◆ What the exercise asks
Narrow the data below down to the lines containing "wheel".

◆ Data records
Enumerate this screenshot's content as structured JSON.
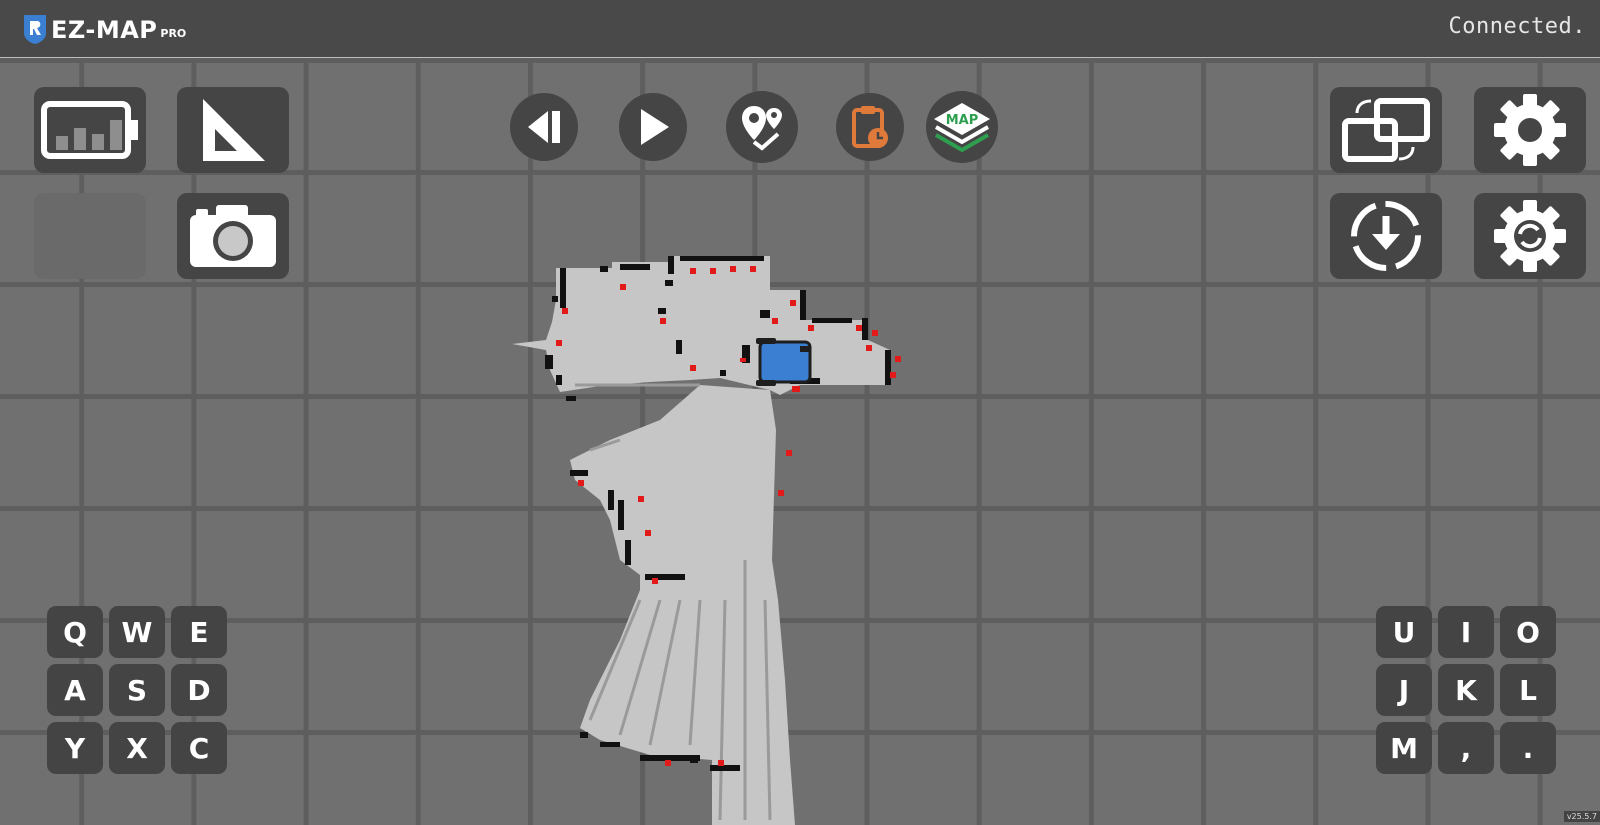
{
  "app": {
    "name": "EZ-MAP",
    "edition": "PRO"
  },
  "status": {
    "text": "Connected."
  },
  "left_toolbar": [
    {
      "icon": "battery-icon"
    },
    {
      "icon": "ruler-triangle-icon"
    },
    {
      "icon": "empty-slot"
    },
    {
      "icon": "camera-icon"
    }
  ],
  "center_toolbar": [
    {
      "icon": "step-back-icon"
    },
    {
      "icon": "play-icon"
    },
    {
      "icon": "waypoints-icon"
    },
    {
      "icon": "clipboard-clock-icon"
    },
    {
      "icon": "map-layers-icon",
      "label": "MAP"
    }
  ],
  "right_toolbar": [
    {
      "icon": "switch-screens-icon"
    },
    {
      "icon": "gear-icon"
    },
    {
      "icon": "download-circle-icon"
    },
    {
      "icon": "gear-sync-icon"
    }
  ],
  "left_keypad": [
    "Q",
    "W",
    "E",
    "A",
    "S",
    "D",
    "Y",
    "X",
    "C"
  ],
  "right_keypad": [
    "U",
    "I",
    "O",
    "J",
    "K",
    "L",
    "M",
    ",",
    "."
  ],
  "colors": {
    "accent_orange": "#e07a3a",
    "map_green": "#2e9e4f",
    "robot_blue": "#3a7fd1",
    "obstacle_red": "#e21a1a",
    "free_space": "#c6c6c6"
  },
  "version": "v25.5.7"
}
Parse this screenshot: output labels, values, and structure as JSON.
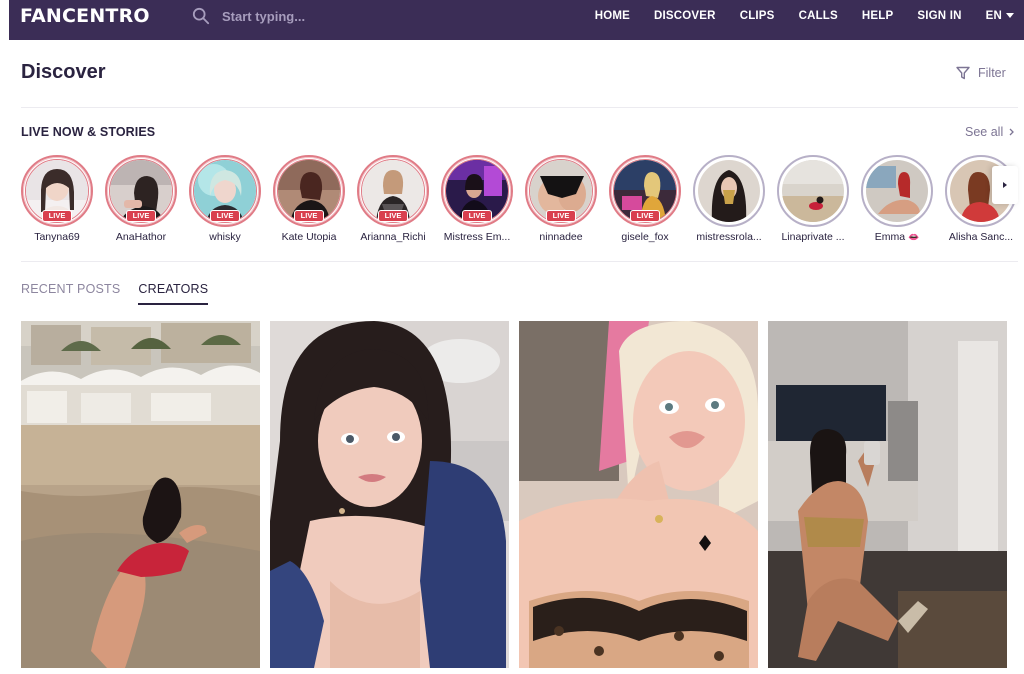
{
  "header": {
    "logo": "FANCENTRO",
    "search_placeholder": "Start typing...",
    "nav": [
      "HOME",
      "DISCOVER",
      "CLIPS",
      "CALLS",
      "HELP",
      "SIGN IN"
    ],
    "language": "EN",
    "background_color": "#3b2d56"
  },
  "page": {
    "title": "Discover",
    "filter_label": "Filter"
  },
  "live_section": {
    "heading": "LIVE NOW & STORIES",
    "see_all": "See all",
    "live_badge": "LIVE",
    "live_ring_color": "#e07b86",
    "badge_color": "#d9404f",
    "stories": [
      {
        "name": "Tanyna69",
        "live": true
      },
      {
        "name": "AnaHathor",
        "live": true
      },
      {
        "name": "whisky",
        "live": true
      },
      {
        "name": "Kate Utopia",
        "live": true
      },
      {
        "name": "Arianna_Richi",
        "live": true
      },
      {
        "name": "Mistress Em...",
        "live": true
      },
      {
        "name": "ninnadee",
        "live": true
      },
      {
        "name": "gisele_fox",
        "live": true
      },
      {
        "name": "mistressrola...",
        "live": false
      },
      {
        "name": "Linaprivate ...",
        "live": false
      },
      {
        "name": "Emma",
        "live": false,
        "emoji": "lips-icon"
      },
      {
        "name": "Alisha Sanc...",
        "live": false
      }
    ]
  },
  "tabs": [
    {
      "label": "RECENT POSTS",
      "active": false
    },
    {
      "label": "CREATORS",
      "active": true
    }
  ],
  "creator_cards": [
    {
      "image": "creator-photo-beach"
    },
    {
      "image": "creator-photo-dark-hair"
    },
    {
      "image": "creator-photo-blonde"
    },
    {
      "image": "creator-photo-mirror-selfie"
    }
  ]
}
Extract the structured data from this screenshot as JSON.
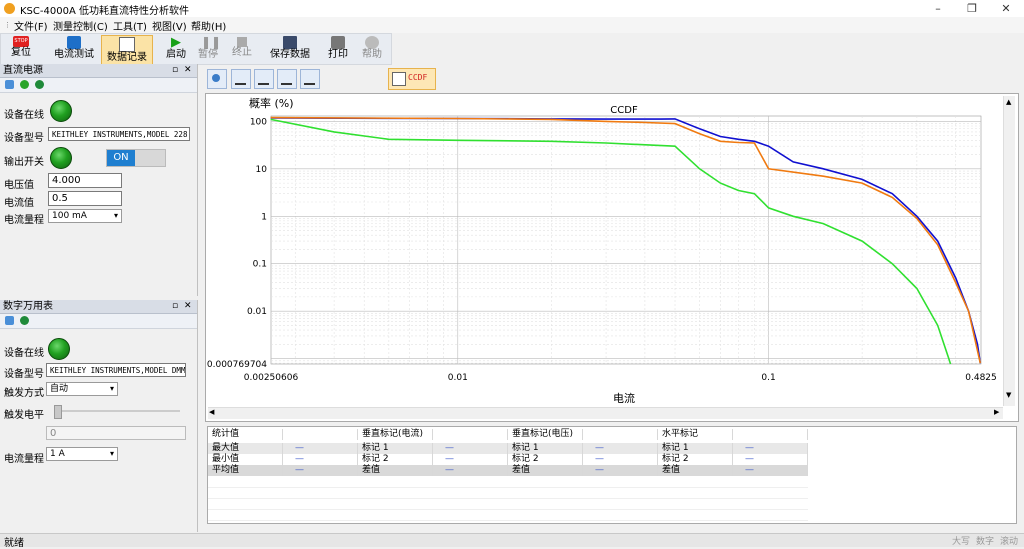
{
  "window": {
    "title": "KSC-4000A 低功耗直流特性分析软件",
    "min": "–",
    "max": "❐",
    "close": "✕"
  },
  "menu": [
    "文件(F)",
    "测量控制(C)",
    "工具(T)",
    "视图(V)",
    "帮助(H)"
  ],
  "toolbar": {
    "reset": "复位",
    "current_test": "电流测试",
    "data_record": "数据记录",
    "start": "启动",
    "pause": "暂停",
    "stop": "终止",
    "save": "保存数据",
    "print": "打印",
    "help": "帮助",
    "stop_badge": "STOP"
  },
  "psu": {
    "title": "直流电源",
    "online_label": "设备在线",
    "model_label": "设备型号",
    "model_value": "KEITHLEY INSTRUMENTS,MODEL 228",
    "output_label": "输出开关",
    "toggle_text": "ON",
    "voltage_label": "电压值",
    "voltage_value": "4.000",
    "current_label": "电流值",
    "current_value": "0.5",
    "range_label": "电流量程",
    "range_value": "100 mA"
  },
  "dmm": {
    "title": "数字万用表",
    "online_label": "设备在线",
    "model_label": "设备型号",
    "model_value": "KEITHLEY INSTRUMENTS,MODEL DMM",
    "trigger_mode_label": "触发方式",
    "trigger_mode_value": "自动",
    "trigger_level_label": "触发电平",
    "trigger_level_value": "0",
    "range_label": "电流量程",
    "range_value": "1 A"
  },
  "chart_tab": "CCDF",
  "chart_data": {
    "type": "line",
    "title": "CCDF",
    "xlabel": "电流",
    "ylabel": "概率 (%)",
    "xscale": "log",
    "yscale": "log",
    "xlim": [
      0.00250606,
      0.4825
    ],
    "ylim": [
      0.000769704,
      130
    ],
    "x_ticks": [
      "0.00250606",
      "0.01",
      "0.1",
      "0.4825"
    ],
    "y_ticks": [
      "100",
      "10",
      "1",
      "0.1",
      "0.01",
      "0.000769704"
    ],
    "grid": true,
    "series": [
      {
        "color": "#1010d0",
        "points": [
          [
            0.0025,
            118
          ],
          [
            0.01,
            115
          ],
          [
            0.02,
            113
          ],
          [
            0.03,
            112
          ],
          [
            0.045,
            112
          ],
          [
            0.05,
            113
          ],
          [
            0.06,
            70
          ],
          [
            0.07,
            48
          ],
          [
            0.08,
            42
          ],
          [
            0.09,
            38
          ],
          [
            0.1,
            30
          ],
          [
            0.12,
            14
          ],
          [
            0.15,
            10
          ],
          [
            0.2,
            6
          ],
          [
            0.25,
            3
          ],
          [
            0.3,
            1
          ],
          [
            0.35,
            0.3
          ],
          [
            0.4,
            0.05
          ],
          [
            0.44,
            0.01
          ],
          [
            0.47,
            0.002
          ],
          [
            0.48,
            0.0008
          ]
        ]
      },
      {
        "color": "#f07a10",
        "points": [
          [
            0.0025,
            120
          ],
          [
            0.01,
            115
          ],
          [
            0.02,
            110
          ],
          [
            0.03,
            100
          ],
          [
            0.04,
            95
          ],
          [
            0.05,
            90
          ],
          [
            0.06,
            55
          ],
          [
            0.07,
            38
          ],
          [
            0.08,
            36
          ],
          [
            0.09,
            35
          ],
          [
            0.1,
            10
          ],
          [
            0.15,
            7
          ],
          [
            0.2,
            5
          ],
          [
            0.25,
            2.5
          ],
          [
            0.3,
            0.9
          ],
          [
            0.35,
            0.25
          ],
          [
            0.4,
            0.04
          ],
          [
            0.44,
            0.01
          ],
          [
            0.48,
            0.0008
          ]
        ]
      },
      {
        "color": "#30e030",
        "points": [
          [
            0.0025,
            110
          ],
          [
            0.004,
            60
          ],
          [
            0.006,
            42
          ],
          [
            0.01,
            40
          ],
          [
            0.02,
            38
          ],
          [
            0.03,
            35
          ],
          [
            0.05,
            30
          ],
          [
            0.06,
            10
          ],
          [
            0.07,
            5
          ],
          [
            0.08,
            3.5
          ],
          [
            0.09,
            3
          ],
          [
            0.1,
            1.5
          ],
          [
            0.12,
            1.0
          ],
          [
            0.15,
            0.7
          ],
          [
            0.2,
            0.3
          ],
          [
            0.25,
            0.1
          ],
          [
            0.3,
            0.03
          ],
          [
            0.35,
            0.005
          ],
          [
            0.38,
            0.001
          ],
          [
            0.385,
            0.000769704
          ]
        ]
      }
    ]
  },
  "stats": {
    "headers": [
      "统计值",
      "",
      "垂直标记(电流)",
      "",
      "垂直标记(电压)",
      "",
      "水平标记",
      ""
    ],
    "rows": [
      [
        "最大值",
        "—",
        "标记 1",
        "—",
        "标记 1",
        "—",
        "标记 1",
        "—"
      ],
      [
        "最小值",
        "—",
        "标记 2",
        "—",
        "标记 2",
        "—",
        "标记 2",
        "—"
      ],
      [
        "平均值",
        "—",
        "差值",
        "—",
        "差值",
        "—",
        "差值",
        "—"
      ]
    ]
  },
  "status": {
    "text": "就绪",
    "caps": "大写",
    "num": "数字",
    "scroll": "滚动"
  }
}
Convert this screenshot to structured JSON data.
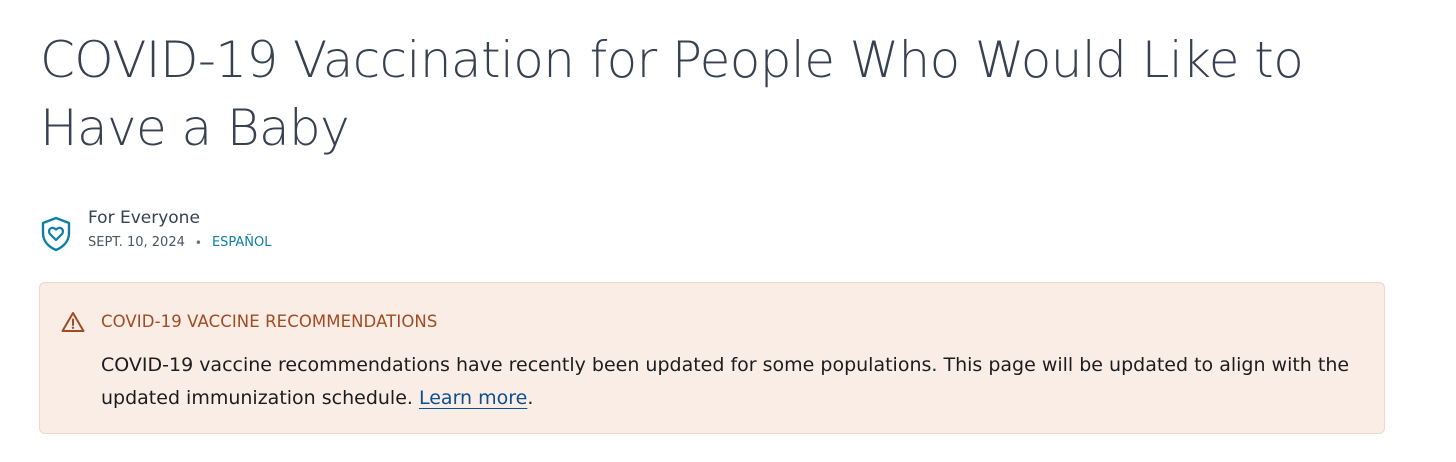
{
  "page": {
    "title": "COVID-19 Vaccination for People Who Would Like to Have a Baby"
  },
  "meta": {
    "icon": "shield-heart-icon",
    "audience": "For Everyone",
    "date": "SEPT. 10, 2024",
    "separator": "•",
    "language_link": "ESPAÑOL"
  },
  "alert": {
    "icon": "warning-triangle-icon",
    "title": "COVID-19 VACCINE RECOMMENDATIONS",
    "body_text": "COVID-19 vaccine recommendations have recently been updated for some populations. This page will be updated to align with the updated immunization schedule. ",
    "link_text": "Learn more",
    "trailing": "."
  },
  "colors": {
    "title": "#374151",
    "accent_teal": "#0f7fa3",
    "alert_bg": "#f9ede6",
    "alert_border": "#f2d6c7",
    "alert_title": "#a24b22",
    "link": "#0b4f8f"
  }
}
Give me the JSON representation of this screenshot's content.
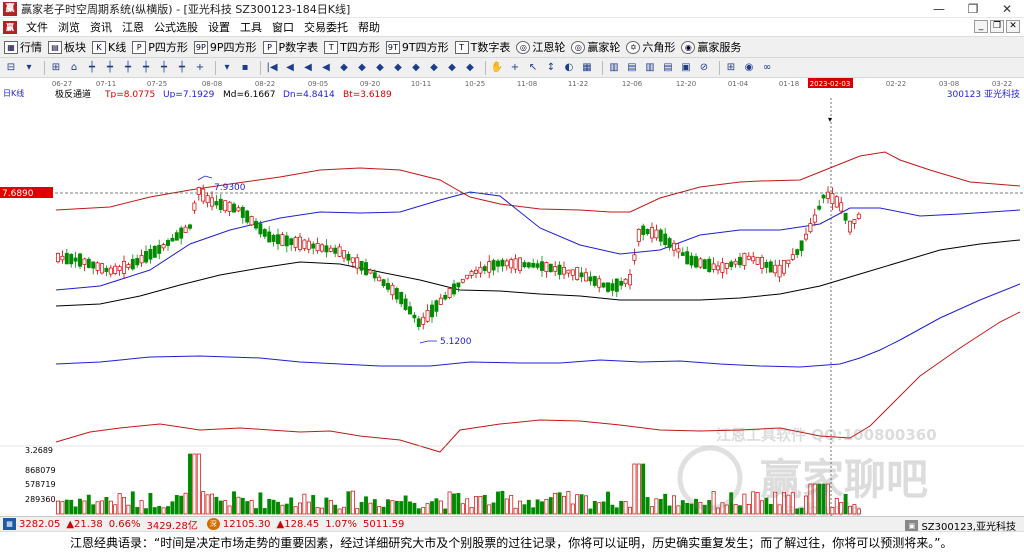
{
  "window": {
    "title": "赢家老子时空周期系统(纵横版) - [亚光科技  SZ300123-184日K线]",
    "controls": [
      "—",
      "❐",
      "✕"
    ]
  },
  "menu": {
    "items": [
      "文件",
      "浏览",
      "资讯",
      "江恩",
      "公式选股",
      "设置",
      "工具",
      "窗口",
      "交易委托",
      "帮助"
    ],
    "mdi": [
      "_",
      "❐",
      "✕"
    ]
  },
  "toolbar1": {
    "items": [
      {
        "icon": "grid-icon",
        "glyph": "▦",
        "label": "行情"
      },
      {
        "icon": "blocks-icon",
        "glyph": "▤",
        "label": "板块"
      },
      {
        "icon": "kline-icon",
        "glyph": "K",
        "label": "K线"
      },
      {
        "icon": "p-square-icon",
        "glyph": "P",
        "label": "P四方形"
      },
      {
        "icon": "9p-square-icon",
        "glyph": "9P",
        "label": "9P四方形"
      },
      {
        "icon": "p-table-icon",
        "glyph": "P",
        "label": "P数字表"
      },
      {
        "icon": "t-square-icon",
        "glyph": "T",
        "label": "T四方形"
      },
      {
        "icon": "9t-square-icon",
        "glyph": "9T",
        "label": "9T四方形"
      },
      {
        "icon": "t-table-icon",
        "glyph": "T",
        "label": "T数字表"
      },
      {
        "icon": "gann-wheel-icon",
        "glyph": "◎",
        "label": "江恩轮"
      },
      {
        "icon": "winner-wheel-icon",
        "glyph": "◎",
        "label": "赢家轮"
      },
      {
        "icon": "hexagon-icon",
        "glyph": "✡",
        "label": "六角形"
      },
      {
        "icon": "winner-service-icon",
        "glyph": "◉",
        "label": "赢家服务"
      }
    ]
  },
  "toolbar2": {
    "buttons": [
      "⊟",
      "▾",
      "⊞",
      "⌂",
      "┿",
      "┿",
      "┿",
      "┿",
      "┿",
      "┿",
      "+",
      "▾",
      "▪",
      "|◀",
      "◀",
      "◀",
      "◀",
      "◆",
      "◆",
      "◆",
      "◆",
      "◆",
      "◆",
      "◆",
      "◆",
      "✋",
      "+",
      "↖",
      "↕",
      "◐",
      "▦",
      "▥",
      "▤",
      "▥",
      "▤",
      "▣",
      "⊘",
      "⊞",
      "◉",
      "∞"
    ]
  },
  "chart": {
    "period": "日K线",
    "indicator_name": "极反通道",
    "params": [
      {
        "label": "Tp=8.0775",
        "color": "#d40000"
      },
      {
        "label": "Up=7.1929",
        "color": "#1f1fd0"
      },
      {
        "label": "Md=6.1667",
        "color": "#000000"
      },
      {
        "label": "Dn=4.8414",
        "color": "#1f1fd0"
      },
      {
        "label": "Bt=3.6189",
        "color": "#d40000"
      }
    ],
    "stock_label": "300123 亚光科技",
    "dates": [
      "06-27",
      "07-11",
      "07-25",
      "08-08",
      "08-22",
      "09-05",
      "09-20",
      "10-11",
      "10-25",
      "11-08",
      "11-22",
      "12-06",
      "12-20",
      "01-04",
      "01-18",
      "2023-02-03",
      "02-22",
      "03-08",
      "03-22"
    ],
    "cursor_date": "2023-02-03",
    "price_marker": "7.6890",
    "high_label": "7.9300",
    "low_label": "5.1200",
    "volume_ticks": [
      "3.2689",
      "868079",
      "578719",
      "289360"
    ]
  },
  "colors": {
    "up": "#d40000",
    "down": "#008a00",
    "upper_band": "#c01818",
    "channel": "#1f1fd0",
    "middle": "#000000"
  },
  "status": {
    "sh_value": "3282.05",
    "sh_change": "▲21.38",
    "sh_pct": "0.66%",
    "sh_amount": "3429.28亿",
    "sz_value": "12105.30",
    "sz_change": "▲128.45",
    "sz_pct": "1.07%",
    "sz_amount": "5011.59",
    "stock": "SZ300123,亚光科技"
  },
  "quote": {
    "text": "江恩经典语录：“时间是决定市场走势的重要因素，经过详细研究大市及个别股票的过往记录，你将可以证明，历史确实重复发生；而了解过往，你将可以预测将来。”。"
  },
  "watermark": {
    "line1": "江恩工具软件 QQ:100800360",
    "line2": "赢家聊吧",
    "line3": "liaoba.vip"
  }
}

◆ Answer to this exercise
        "icon": "gann-wheel-icon",
        "icon": "winner-wheel-icon",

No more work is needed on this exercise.